**Material provided:**
(begin)
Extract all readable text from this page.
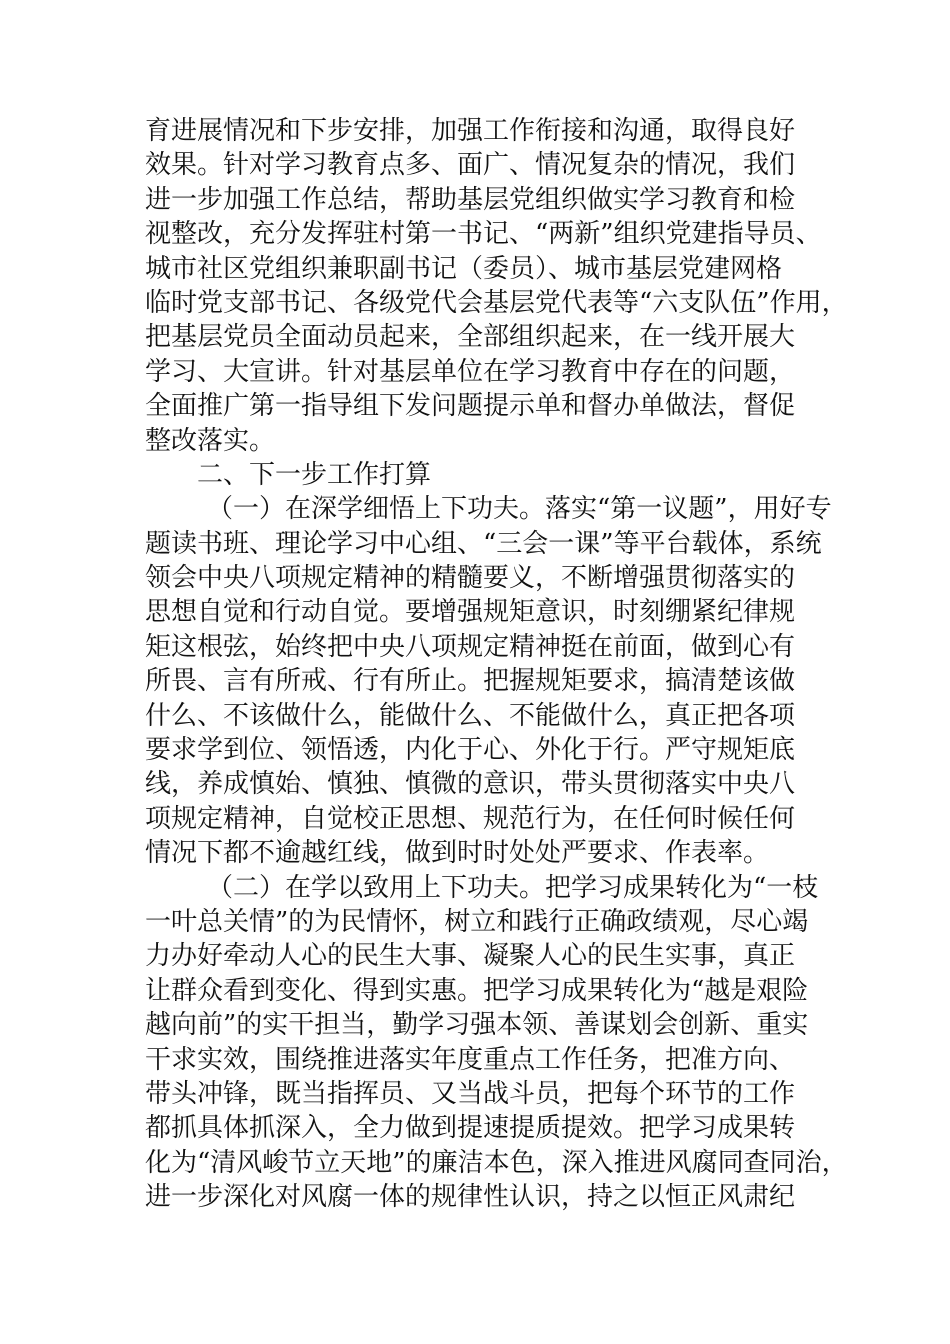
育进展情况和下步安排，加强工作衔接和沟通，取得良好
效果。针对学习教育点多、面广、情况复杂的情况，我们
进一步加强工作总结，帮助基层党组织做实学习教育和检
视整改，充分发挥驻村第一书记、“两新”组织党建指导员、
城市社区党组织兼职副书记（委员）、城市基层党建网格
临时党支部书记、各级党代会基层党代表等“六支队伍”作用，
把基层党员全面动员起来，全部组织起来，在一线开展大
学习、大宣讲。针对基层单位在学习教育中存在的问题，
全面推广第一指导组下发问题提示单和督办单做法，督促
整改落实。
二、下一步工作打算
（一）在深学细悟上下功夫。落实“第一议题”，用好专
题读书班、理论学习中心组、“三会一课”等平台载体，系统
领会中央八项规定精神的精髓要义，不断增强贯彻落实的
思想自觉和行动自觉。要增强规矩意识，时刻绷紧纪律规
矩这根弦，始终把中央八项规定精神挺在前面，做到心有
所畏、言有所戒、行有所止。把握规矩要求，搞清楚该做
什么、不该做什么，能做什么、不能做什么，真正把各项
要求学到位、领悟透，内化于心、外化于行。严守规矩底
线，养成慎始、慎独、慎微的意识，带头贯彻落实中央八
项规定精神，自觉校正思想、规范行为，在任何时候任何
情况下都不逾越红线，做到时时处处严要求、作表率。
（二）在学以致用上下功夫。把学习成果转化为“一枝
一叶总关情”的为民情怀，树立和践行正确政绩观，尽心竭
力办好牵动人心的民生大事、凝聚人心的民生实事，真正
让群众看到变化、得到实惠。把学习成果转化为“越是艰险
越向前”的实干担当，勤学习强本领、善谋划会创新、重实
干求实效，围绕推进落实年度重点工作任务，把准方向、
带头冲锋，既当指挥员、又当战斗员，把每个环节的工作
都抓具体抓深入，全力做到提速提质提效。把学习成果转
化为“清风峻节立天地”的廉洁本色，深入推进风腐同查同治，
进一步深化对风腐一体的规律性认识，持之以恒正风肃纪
(end)
(begin)
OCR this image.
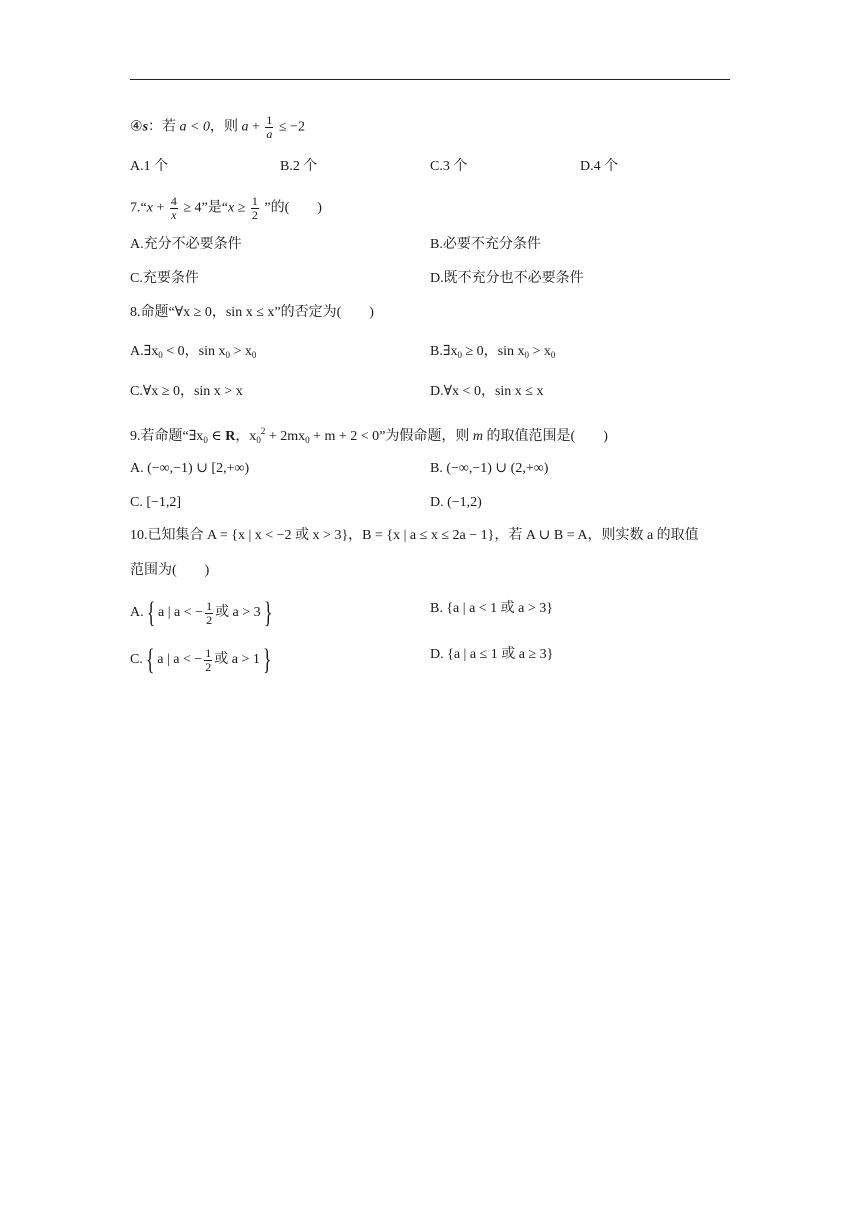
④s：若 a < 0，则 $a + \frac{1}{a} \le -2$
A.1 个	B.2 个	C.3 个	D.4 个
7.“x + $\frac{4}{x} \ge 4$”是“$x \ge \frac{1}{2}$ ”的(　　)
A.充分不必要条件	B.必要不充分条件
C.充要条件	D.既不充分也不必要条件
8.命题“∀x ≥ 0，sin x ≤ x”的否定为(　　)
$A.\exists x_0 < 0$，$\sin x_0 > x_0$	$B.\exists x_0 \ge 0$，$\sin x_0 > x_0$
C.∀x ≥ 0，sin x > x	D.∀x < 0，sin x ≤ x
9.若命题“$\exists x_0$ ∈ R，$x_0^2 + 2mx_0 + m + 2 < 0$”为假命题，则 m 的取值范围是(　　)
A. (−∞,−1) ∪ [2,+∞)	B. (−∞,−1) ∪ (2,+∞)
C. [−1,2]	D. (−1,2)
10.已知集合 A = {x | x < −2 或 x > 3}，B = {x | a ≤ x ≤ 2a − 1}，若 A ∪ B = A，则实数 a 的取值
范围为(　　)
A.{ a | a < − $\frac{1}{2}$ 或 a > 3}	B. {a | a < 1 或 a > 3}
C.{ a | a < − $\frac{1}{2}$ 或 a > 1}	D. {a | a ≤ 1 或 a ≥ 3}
(end)
(begin)
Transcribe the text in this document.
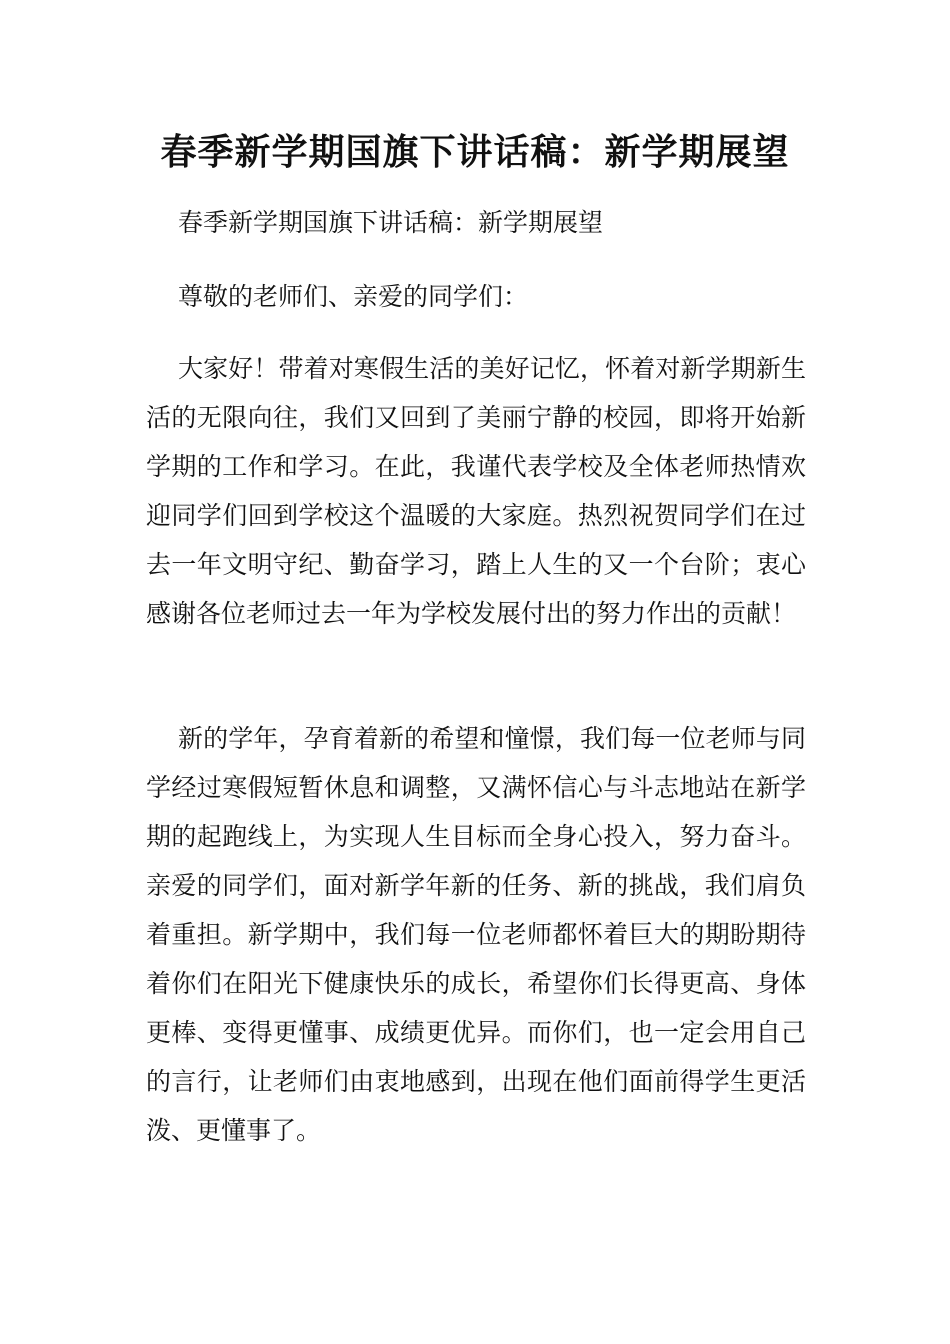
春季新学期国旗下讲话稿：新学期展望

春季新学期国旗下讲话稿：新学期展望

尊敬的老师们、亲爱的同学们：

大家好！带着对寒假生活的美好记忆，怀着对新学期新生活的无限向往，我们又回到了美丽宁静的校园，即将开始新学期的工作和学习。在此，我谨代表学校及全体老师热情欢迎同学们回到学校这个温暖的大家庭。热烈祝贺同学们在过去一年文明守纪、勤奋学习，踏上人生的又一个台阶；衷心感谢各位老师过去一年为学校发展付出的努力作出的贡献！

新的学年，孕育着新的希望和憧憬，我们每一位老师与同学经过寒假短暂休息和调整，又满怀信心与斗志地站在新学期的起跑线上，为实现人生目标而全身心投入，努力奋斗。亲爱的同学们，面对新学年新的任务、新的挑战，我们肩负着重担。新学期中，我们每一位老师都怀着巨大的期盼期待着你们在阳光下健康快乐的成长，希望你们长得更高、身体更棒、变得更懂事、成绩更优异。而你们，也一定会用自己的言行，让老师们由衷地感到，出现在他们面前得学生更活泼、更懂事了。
(end)
**Short problem:**
Search the data above for lines holding "text" and copy each of them.

**The reply:**
Extract all readable text from this page.
Transcribe the text in this document.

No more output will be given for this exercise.